▶ **What you will do**:
Which lines hold the string "Vincent"? Copy every one of them.

▶ **Given records**:
..........

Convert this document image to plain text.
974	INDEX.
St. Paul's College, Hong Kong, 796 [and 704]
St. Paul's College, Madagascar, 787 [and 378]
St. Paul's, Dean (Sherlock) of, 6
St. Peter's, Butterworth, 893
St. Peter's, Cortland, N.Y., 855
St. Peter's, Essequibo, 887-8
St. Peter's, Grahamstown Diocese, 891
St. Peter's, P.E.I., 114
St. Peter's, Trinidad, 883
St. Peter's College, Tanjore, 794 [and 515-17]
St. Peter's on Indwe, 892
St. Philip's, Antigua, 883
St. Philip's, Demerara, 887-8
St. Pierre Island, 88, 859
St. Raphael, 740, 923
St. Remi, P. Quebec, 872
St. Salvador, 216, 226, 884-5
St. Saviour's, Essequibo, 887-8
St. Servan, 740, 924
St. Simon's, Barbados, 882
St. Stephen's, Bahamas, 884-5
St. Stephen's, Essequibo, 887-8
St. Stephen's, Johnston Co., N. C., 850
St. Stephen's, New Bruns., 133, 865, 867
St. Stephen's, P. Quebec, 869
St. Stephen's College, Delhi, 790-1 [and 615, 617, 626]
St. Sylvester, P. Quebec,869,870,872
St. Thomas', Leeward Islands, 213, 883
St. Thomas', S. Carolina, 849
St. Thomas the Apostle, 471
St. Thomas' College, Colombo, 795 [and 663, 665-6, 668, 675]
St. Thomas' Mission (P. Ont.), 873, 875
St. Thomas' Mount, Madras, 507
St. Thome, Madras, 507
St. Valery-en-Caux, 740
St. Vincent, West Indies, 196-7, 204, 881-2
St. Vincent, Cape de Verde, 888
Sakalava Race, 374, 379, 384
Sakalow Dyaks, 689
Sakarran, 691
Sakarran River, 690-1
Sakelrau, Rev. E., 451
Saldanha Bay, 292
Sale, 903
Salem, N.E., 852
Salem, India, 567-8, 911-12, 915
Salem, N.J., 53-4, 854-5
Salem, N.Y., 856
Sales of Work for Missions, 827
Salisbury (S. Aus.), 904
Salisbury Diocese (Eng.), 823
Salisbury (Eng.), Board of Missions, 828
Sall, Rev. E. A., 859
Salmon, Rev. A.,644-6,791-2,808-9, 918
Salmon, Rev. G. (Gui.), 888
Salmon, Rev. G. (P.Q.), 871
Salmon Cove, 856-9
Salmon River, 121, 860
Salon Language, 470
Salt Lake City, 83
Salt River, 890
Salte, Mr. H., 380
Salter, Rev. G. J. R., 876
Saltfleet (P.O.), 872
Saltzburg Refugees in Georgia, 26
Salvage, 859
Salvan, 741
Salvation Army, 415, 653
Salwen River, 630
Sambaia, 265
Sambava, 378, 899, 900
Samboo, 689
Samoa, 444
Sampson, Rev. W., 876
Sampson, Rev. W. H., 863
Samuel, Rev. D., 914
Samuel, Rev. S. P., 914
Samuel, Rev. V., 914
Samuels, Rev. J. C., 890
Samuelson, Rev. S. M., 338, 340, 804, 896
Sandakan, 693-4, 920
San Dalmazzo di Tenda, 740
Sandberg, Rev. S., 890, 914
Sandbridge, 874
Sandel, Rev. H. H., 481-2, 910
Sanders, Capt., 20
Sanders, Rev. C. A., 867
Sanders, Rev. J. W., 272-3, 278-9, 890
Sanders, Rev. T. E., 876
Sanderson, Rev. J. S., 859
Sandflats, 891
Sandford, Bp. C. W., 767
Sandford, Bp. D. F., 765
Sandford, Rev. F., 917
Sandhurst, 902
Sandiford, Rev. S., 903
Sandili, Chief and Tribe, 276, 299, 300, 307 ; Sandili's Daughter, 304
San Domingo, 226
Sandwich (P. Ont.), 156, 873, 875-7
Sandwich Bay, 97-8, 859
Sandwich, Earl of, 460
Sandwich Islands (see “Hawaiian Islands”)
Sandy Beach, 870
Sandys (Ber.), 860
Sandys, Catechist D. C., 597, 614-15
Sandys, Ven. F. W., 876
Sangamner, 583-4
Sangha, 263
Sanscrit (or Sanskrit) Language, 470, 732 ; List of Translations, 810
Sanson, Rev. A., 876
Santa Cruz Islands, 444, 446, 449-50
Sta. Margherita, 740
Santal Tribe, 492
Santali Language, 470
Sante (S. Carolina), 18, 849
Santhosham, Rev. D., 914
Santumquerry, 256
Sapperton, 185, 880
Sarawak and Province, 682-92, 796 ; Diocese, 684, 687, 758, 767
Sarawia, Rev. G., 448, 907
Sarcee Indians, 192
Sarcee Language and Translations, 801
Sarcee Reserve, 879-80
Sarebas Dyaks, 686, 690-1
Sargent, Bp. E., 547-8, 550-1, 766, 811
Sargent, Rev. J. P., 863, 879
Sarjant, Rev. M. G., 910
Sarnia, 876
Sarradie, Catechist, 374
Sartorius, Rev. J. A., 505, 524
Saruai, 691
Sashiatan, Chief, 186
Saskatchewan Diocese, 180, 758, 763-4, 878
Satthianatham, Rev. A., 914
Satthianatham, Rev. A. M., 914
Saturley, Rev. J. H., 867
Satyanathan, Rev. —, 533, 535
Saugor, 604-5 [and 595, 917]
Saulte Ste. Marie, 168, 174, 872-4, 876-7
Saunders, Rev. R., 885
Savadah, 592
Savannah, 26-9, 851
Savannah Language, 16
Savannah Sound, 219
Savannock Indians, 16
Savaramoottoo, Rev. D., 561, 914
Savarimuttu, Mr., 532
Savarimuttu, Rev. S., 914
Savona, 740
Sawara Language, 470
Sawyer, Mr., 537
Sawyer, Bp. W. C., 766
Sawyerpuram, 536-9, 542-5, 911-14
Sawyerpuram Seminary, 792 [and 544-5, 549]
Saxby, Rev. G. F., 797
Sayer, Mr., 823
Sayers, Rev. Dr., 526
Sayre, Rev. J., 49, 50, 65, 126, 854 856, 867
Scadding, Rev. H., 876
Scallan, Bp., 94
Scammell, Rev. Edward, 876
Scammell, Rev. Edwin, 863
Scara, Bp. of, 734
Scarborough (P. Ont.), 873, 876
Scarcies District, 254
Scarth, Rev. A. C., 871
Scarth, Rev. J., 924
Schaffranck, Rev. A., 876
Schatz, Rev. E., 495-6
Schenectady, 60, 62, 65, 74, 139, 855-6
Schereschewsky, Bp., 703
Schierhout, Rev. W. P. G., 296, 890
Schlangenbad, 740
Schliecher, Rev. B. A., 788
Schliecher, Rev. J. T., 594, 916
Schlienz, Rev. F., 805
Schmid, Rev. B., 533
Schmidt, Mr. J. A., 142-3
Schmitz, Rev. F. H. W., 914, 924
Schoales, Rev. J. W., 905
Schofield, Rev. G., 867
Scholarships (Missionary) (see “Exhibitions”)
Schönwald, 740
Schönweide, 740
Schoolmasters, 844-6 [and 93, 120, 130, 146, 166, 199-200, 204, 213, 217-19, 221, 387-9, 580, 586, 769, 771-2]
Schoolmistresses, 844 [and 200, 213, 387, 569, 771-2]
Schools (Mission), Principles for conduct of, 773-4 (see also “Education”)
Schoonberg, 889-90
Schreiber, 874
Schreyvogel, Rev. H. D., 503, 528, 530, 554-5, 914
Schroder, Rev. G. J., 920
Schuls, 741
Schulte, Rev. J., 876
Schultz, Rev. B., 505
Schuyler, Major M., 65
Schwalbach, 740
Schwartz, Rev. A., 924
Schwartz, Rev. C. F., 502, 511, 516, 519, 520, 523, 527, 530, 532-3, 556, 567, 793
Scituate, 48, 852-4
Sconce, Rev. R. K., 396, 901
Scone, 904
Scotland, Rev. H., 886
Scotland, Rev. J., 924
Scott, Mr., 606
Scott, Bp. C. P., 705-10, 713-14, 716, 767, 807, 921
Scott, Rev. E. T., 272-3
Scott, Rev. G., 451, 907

..........

▶ **Exercise result**:
St. Vincent, West Indies, 196-7, 204, 881-2
St. Vincent, Cape de Verde, 888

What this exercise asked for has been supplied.